Damien Manivel: Desde que empecé a hacer películas quería hacer una sobre la danza, pero por muchos años estuve escrudiñando cómo aproximarme a filmar la experiencia de bailar. He visto más espectáculos de danza que películas, lo que debería bastar como inspiración. No sé la razón por la cual me costó tanto. Había escrito algunos bosquejos de guion y no me satisfacían. Tenía la intuición de que si lograba hacer una película sobre danza habría de tener una relación con la historia de la danza. Quizás una pieza antigua, una coreografía olvidada. Conseguí un dinero gracias al festival coreano de Jeonju y pensé que era la oportunidad para hacer este film. En ese momento no sabía que iba a ser algo con Isadora Duncan.
¿Cómo eligió entonces la figura de Duncan, el espectro ubicuo que recorre las tres historias de su film?
Empecé a filmar sobre la marcha, improvisando secuencias con una actriz, Agatha Bonitzer, quien protagoniza la primera historia. También le solicité ayuda a una amiga que es coreógrafa. A Bonitzer le sugerí que sus movimientos fueran muy lentos. La filmaba, miraba el material y fue la coreógrafa la que advirtió que los movimientos de la actriz remitían a Mother de Duncan. Pero ella lo expresó en francés: “La mer”, y entendí que se refería al océano, porque así se expresa el mar en mi idioma. Como sea, cuando ella dijo eso entendí que ahí estaba la película. Le pregunté en qué consistía y me respondió que se trataba de un solo, de un movimiento diagonal, y que lo había escrito tras la muerte de sus hijos. De ahí en más me dediqué a investigar sobre la pieza y descubrí que no había muchos vestigios de Mother. No había nada filmado, tampoco fotografías, sí las anotaciones de Duncan, es decir, una pieza de danza en el papel. Esa condición menesterosa me entusiasmó: había entonces que restituir viejos documentos y adaptar, a partir de una pieza escrita, ese material a una película de ficción.
La pieza original está orientada a conjurar fallidamente una pérdida. Esto se siente en la tercera historia. Pero el film parece ser algo más, como si todo fuera un hermoso esfuerzo por distinguir cómo del movimiento del cuerpo en el espacio nacen los sentimientos. ¿Eso fue algo que usted tenía en mente?
No con precisión, en principio porque no suelo trabajar con un guion. Mi trabajo consiste en reaccionar ante el intérprete y eso es lo que filmo diariamente; entre lo que recojo filmando y la investigación previa que he hecho surge la película. La pieza de Duncan ya contaba con el tema musical de Alexander Scriabin, lo que me conmovió, sobre todo porque el músico escribió ese estudio cuando tenía 15 años. Duncan eligió ese tema musical para acompañar la expresión de un sentimiento tan trágico como íntimo. No es azaroso que haya elegido la composición de un adolescente. Todos esos elementos fueron considerados como sustancia de la película. Frente a todo esto yo reacciono, prescindiendo de imponer mi punto de vista. La conexión entre el movimiento, la música y el sentimiento ya estaba así impregnada de los materiales iniciales. De mi reacción sobre eso construyo el film. Yo no actúo, reacciono, filmo mis reacciones.

######

* **Instrucciones**
1. Enumera a todas las personas que aparecen con nombre propio en la entrevista sobre la película de danza.
2. Resume en menos palabras el párrafo de la entrevista sobre la película de danza que comienza con «Empecé a filmar sobre la marcha», sin perder sus datos principales.

* **Material proporcionado**

######

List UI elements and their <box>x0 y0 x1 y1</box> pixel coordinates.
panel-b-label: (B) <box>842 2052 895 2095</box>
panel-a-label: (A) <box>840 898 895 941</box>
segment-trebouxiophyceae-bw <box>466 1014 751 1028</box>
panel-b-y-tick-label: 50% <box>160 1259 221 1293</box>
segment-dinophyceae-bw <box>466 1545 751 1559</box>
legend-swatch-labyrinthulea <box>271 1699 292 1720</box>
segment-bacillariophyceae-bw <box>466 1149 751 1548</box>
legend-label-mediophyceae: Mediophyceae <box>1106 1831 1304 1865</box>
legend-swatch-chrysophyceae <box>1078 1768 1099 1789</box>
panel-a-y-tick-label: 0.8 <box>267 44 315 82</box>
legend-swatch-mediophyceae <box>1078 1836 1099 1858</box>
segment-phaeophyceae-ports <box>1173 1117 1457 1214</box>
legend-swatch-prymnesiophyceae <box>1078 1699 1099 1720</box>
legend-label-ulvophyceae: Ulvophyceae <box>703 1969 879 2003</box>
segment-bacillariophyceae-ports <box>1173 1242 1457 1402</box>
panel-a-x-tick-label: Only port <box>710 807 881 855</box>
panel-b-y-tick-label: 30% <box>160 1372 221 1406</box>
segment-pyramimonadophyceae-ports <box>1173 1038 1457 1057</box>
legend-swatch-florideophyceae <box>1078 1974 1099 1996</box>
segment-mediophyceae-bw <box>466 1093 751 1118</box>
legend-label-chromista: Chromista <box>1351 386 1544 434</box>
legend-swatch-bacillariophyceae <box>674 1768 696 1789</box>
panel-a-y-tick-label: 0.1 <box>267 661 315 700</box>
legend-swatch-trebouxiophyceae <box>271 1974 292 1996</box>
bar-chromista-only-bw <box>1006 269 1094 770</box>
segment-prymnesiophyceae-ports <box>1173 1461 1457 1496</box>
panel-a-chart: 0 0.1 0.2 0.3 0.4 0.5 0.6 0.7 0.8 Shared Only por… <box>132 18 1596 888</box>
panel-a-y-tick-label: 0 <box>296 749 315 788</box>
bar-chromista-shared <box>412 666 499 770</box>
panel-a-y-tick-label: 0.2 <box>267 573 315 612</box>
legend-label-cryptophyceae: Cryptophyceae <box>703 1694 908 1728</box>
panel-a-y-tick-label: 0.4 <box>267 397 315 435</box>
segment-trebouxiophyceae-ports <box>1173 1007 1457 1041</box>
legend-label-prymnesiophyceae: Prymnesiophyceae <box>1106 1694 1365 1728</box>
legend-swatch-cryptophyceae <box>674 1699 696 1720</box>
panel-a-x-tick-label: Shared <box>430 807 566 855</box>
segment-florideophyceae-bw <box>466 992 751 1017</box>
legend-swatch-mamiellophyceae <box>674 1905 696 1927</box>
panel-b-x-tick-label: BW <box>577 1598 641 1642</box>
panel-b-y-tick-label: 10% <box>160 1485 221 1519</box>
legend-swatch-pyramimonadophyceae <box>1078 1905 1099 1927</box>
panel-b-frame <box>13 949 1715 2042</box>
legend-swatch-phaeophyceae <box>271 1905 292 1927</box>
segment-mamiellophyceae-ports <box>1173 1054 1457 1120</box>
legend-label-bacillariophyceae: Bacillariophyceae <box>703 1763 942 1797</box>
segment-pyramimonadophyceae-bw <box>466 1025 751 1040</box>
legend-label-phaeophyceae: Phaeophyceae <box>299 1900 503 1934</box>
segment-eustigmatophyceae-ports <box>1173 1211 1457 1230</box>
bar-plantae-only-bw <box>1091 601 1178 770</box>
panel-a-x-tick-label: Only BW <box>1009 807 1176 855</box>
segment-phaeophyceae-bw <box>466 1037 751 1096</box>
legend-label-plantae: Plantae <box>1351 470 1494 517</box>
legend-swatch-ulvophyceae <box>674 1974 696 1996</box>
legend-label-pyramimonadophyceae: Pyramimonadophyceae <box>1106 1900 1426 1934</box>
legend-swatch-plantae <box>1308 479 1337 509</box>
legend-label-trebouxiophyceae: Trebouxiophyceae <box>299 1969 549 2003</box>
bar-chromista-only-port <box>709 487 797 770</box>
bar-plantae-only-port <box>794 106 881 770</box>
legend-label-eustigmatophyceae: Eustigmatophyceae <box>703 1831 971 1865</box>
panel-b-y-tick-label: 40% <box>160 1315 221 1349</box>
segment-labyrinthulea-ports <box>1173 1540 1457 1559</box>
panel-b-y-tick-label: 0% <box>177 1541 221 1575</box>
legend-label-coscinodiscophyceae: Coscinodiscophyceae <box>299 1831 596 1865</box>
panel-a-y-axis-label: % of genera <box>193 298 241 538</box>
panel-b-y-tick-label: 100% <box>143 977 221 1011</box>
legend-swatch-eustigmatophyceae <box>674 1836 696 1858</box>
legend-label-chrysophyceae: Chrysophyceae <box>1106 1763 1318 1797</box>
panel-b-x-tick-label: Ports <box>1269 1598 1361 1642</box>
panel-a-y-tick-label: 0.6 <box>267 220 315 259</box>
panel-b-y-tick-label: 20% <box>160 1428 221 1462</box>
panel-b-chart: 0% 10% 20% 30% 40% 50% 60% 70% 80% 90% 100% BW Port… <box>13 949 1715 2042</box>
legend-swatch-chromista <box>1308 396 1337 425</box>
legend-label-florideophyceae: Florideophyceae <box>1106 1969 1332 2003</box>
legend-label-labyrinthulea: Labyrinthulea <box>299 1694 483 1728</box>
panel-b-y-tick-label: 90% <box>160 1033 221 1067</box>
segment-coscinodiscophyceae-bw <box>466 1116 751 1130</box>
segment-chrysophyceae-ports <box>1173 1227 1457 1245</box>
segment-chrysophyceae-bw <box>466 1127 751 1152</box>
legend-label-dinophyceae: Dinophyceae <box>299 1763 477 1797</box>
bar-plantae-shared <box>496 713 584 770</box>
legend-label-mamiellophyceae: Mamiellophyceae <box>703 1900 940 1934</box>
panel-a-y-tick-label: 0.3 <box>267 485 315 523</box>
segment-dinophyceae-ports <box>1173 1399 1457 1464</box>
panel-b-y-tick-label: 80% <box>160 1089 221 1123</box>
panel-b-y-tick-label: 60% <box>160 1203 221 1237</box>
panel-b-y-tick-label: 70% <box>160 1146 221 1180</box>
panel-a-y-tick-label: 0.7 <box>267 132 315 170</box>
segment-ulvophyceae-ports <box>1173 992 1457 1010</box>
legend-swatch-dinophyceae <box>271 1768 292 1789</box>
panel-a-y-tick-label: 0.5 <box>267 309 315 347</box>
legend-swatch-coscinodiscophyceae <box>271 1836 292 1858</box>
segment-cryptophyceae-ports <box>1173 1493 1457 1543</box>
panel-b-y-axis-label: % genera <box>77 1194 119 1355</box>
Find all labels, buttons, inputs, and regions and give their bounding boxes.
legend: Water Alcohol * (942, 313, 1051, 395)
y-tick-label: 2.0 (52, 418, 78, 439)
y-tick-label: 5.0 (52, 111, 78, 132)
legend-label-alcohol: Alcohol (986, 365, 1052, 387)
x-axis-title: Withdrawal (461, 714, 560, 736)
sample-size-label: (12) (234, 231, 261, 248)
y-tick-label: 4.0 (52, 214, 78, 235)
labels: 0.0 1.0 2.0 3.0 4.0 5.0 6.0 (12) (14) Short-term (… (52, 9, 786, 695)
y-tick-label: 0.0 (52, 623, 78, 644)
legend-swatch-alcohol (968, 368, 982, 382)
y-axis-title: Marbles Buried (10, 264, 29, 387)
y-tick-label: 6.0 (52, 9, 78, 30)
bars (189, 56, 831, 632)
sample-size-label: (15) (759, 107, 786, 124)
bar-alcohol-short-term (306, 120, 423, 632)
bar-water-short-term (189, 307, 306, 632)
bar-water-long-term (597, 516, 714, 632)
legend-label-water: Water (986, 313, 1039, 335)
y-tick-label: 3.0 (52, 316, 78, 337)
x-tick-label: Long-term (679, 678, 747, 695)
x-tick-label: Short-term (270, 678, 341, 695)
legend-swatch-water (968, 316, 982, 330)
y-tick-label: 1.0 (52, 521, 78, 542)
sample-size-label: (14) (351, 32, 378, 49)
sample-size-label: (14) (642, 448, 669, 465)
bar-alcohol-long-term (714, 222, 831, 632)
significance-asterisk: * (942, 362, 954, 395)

######

* **Respuestas**
1. Damien Manivel, Isadora Duncan, Agatha Bonitzer, Alexander Scriabin

2. Manivel empezó improvisando secuencias con la actriz Agatha Bonitzer, protagonista de la primera historia, y con la ayuda de una amiga coreógrafa. Le pidió a Bonitzer movimientos muy lentos. La coreógrafa notó que esos movimientos remitían a Mother, de Duncan, y entonces él vio allí la película. Ella le explicó que era un solo de movimiento diagonal, escrito tras la muerte de los hijos de Duncan. Al investigar, Manivel descubrió que de la pieza no quedaban filmaciones ni fotografías, solo las anotaciones de Duncan. Eso lo entusiasmó, porque había que restituir viejos documentos y adaptar una pieza escrita a una película de ficción.